• **DESCRIPTION OF THE TASK**
After locating the line that contains "Convert this screenshot", quote it and all lines after it through the end of the entries, and nothing more. Pictures stay out.

• **SUPPLIED MATERIAL**

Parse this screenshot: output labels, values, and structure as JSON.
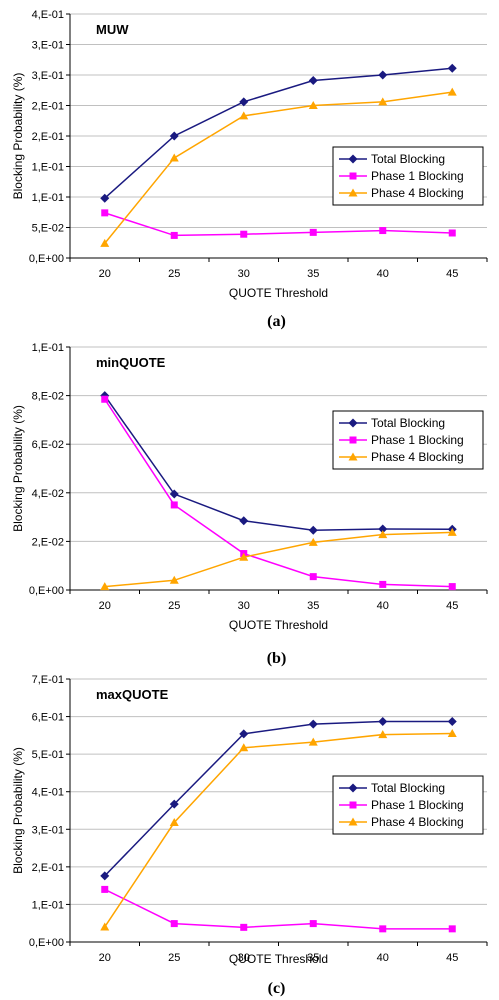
{
  "colors": {
    "total": "#1a1a80",
    "phase1": "#ff00ff",
    "phase4": "#ffa500",
    "grid": "#c0c0c0"
  },
  "chart_data": [
    {
      "type": "line",
      "title": "MUW",
      "caption": "(a)",
      "xlabel": "QUOTE Threshold",
      "ylabel": "Blocking Probability (%)",
      "categories": [
        "20",
        "25",
        "30",
        "35",
        "40",
        "45"
      ],
      "ylim": [
        0,
        0.4
      ],
      "yticks": [
        0,
        0.05,
        0.1,
        0.15,
        0.2,
        0.25,
        0.3,
        0.35,
        0.4
      ],
      "ytick_labels": [
        "0,E+00",
        "5,E-02",
        "1,E-01",
        "1,E-01",
        "2,E-01",
        "2,E-01",
        "3,E-01",
        "3,E-01",
        "4,E-01"
      ],
      "grid": "horizontal",
      "legend_placement": "right",
      "series": [
        {
          "name": "Total Blocking",
          "marker": "diamond",
          "values": [
            0.098,
            0.2,
            0.256,
            0.291,
            0.3,
            0.311
          ]
        },
        {
          "name": "Phase 1 Blocking",
          "marker": "square",
          "values": [
            0.074,
            0.037,
            0.039,
            0.042,
            0.045,
            0.041
          ]
        },
        {
          "name": "Phase 4 Blocking",
          "marker": "triangle",
          "values": [
            0.024,
            0.164,
            0.233,
            0.25,
            0.256,
            0.272
          ]
        }
      ]
    },
    {
      "type": "line",
      "title": "minQUOTE",
      "caption": "(b)",
      "xlabel": "QUOTE Threshold",
      "ylabel": "Blocking Probability (%)",
      "categories": [
        "20",
        "25",
        "30",
        "35",
        "40",
        "45"
      ],
      "ylim": [
        0,
        0.1
      ],
      "yticks": [
        0,
        0.02,
        0.04,
        0.06,
        0.08,
        0.1
      ],
      "ytick_labels": [
        "0,E+00",
        "2,E-02",
        "4,E-02",
        "6,E-02",
        "8,E-02",
        "1,E-01"
      ],
      "grid": "horizontal",
      "legend_placement": "right",
      "series": [
        {
          "name": "Total Blocking",
          "marker": "diamond",
          "values": [
            0.08,
            0.0395,
            0.0285,
            0.0246,
            0.0251,
            0.025
          ]
        },
        {
          "name": "Phase 1 Blocking",
          "marker": "square",
          "values": [
            0.0785,
            0.035,
            0.015,
            0.0055,
            0.0023,
            0.0014
          ]
        },
        {
          "name": "Phase 4 Blocking",
          "marker": "triangle",
          "values": [
            0.0014,
            0.004,
            0.0135,
            0.0196,
            0.0228,
            0.0237
          ]
        }
      ]
    },
    {
      "type": "line",
      "title": "maxQUOTE",
      "caption": "(c)",
      "xlabel": "QUOTE Threshold",
      "ylabel": "Blocking Probability (%)",
      "categories": [
        "20",
        "25",
        "30",
        "35",
        "40",
        "45"
      ],
      "ylim": [
        0,
        0.7
      ],
      "yticks": [
        0,
        0.1,
        0.2,
        0.3,
        0.4,
        0.5,
        0.6,
        0.7
      ],
      "ytick_labels": [
        "0,E+00",
        "1,E-01",
        "2,E-01",
        "3,E-01",
        "4,E-01",
        "5,E-01",
        "6,E-01",
        "7,E-01"
      ],
      "grid": "horizontal",
      "legend_placement": "right",
      "series": [
        {
          "name": "Total Blocking",
          "marker": "diamond",
          "values": [
            0.176,
            0.367,
            0.554,
            0.58,
            0.587,
            0.587
          ]
        },
        {
          "name": "Phase 1 Blocking",
          "marker": "square",
          "values": [
            0.14,
            0.049,
            0.039,
            0.049,
            0.035,
            0.035
          ]
        },
        {
          "name": "Phase 4 Blocking",
          "marker": "triangle",
          "values": [
            0.04,
            0.318,
            0.517,
            0.532,
            0.552,
            0.555
          ]
        }
      ]
    }
  ]
}
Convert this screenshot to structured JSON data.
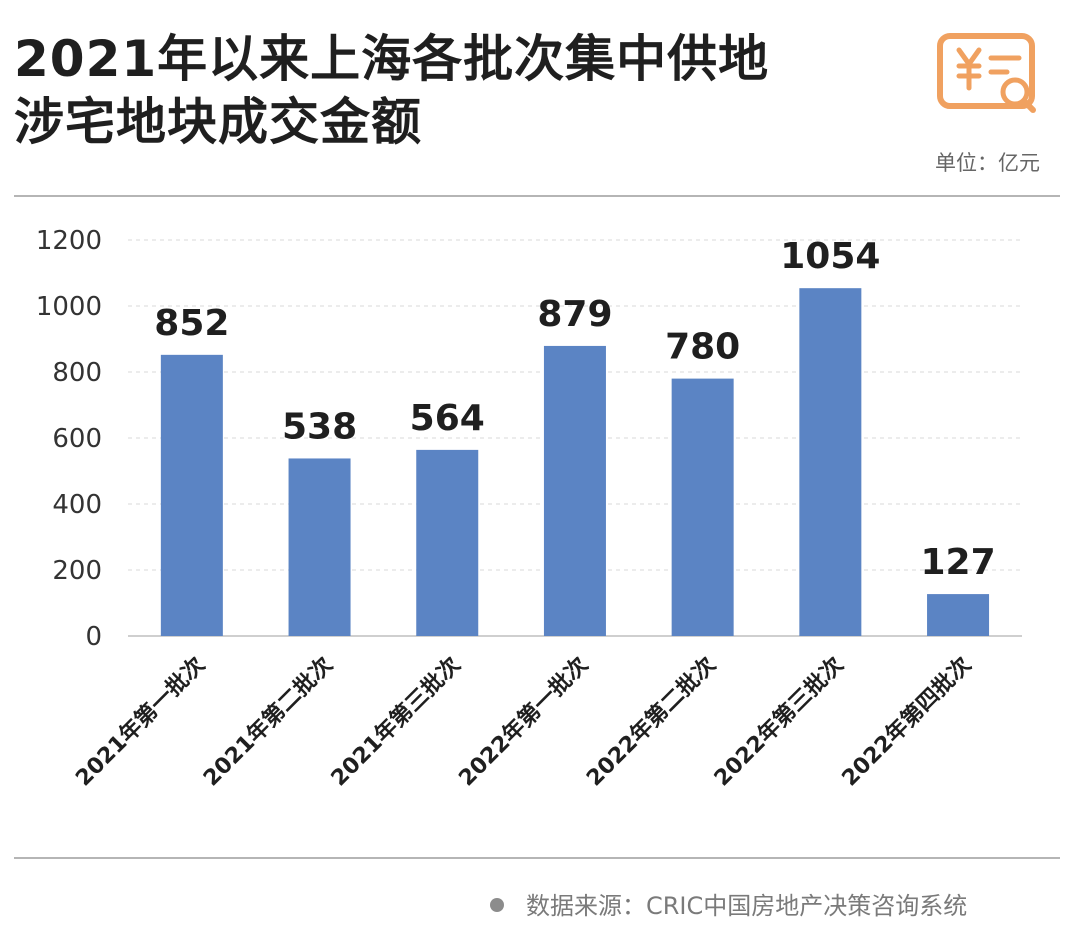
{
  "header": {
    "title_line1": "2021年以来上海各批次集中供地",
    "title_line2": "涉宅地块成交金额",
    "unit": "单位：亿元"
  },
  "icons": {
    "logo": "receipt-yuan-magnifier-icon",
    "source_bullet": "bullet-dot-icon"
  },
  "colors": {
    "bar": "#5b84c4",
    "accent": "#f0a160",
    "grid": "#d9d9d9"
  },
  "chart_data": {
    "type": "bar",
    "categories": [
      "2021年第一批次",
      "2021年第二批次",
      "2021年第三批次",
      "2022年第一批次",
      "2022年第二批次",
      "2022年第三批次",
      "2022年第四批次"
    ],
    "values": [
      852,
      538,
      564,
      879,
      780,
      1054,
      127
    ],
    "title": "2021年以来上海各批次集中供地涉宅地块成交金额",
    "ylabel": "",
    "xlabel": "",
    "ylim": [
      0,
      1200
    ],
    "yticks": [
      0,
      200,
      400,
      600,
      800,
      1000,
      1200
    ],
    "data_labels": true,
    "grid": true,
    "legend": "none"
  },
  "footer": {
    "source": "数据来源：CRIC中国房地产决策咨询系统"
  }
}
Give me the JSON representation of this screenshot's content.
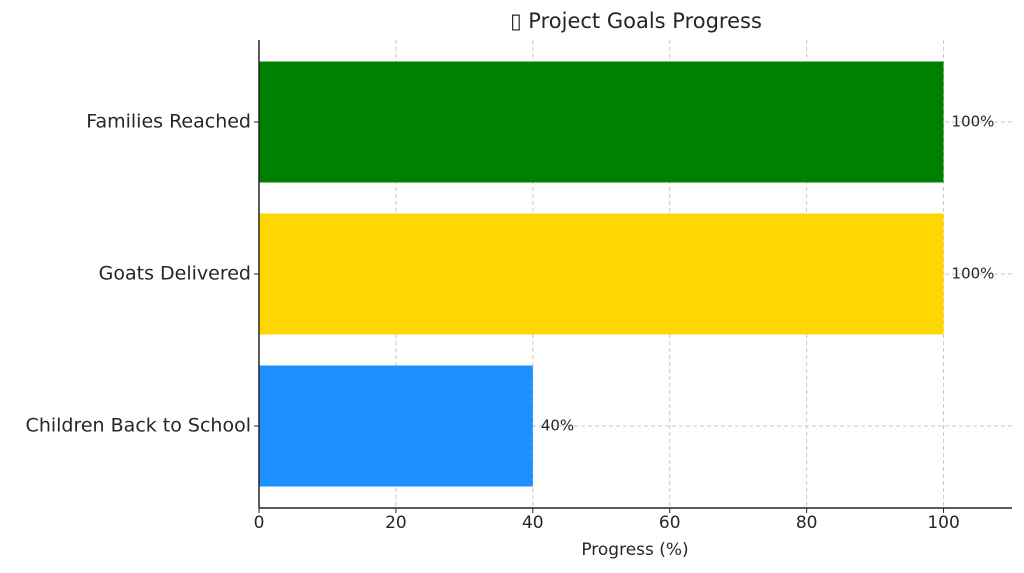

• **THE ANSWER**
Convert this screenshot to structured JSON data.
{
  "header": {
    "title_line1": "2021年以来上海各批次集中供地",
    "title_line2": "涉宅地块成交金额",
    "unit": "单位：亿元"
  },
  "icons": {
    "logo": "receipt-yuan-magnifier-icon",
    "source_bullet": "bullet-dot-icon"
  },
  "colors": {
    "bar": "#5b84c4",
    "accent": "#f0a160",
    "grid": "#d9d9d9"
  },
  "chart_data": {
    "type": "bar",
    "categories": [
      "2021年第一批次",
      "2021年第二批次",
      "2021年第三批次",
      "2022年第一批次",
      "2022年第二批次",
      "2022年第三批次",
      "2022年第四批次"
    ],
    "values": [
      852,
      538,
      564,
      879,
      780,
      1054,
      127
    ],
    "title": "2021年以来上海各批次集中供地涉宅地块成交金额",
    "ylabel": "",
    "xlabel": "",
    "ylim": [
      0,
      1200
    ],
    "yticks": [
      0,
      200,
      400,
      600,
      800,
      1000,
      1200
    ],
    "data_labels": true,
    "grid": true,
    "legend": "none"
  },
  "footer": {
    "source": "数据来源：CRIC中国房地产决策咨询系统"
  }
}
Give me the JSON representation of this screenshot's content.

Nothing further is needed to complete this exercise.